#### TASK DATA ####

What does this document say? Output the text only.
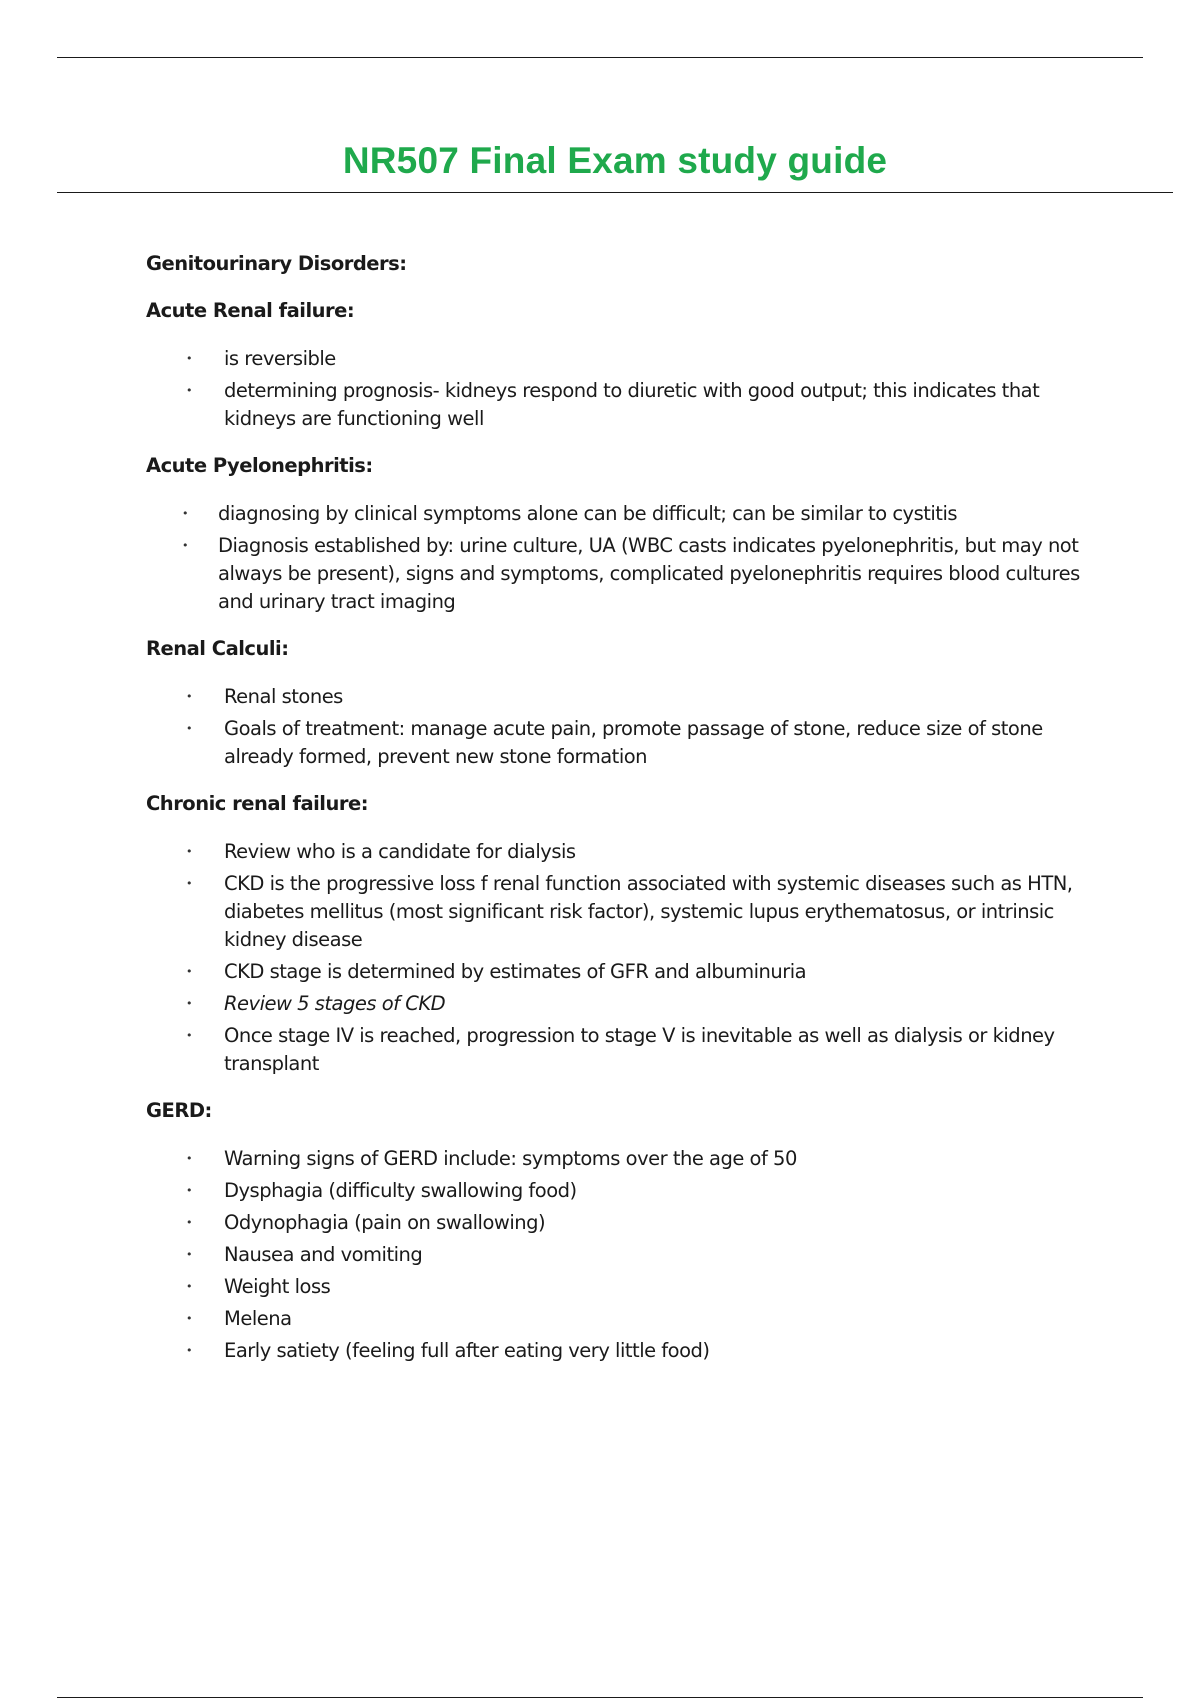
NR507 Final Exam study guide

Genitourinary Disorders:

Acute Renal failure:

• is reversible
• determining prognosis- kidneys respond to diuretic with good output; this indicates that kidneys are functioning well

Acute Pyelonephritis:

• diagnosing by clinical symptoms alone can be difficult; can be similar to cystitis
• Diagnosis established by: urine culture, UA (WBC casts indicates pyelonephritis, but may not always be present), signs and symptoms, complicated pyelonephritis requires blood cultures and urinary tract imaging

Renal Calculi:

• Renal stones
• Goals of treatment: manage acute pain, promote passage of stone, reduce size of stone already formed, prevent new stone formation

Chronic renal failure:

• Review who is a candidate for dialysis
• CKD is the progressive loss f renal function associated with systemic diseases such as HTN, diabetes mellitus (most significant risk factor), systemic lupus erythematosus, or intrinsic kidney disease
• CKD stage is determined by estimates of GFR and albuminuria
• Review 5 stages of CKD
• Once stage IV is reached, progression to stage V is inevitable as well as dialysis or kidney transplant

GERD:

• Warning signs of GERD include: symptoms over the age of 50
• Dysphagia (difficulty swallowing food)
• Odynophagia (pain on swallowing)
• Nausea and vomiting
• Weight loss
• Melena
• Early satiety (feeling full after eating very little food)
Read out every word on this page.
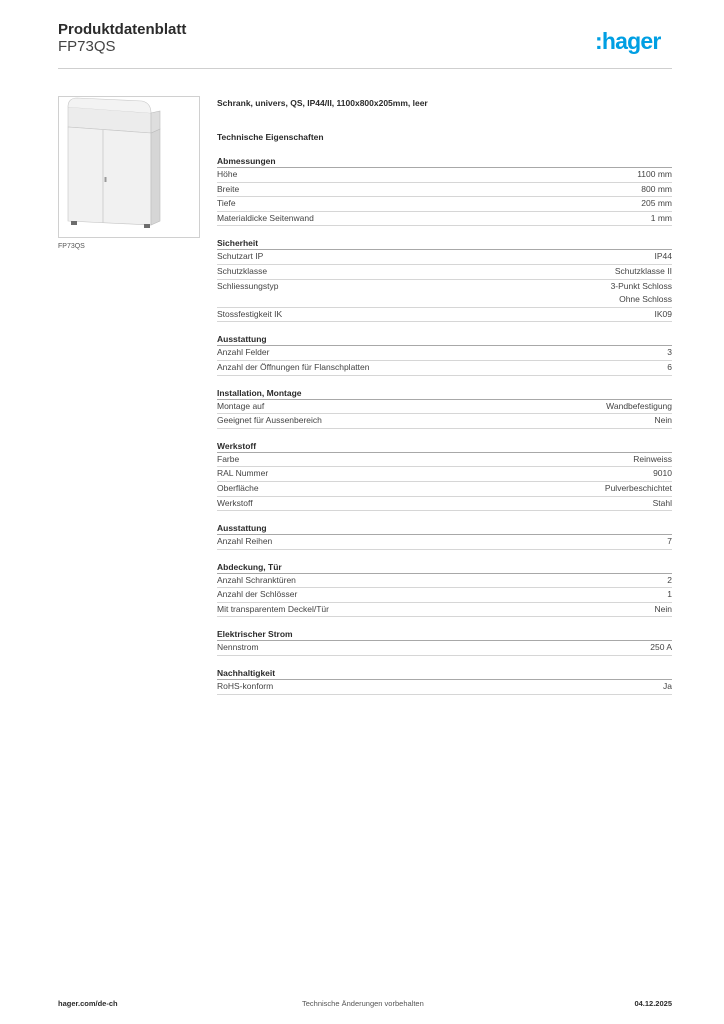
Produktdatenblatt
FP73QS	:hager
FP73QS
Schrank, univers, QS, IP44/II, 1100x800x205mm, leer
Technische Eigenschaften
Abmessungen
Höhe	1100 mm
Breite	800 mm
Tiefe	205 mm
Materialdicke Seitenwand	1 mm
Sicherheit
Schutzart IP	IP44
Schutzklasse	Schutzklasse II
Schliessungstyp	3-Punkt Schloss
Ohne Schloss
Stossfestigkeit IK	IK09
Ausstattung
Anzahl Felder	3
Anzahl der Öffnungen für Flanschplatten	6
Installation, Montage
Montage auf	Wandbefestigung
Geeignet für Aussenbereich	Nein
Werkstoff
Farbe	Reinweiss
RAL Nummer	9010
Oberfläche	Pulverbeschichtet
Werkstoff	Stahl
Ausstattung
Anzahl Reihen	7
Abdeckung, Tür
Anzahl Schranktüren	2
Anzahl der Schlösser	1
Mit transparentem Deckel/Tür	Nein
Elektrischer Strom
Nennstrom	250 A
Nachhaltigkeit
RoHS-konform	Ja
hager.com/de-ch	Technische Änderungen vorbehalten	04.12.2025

####

WRITTEN INSTRUCTION → Omit every picture, and otherwise quote the entries exactly.

FINISHED EXERCISE →
What does this document say? Output the text only.
NR507 Final Exam study guide

Genitourinary Disorders:

Acute Renal failure:

• is reversible
• determining prognosis- kidneys respond to diuretic with good output; this indicates that kidneys are functioning well

Acute Pyelonephritis:

• diagnosing by clinical symptoms alone can be difficult; can be similar to cystitis
• Diagnosis established by: urine culture, UA (WBC casts indicates pyelonephritis, but may not always be present), signs and symptoms, complicated pyelonephritis requires blood cultures and urinary tract imaging

Renal Calculi:

• Renal stones
• Goals of treatment: manage acute pain, promote passage of stone, reduce size of stone already formed, prevent new stone formation

Chronic renal failure:

• Review who is a candidate for dialysis
• CKD is the progressive loss f renal function associated with systemic diseases such as HTN, diabetes mellitus (most significant risk factor), systemic lupus erythematosus, or intrinsic kidney disease
• CKD stage is determined by estimates of GFR and albuminuria
• Review 5 stages of CKD
• Once stage IV is reached, progression to stage V is inevitable as well as dialysis or kidney transplant

GERD:

• Warning signs of GERD include: symptoms over the age of 50
• Dysphagia (difficulty swallowing food)
• Odynophagia (pain on swallowing)
• Nausea and vomiting
• Weight loss
• Melena
• Early satiety (feeling full after eating very little food)
Read out every word on this page.
Produktdatenblatt
FP73QS	:hager
FP73QS
Schrank, univers, QS, IP44/II, 1100x800x205mm, leer
Technische Eigenschaften
Abmessungen
Höhe	1100 mm
Breite	800 mm
Tiefe	205 mm
Materialdicke Seitenwand	1 mm
Sicherheit
Schutzart IP	IP44
Schutzklasse	Schutzklasse II
Schliessungstyp	3-Punkt Schloss
Ohne Schloss
Stossfestigkeit IK	IK09
Ausstattung
Anzahl Felder	3
Anzahl der Öffnungen für Flanschplatten	6
Installation, Montage
Montage auf	Wandbefestigung
Geeignet für Aussenbereich	Nein
Werkstoff
Farbe	Reinweiss
RAL Nummer	9010
Oberfläche	Pulverbeschichtet
Werkstoff	Stahl
Ausstattung
Anzahl Reihen	7
Abdeckung, Tür
Anzahl Schranktüren	2
Anzahl der Schlösser	1
Mit transparentem Deckel/Tür	Nein
Elektrischer Strom
Nennstrom	250 A
Nachhaltigkeit
RoHS-konform	Ja
hager.com/de-ch	Technische Änderungen vorbehalten	04.12.2025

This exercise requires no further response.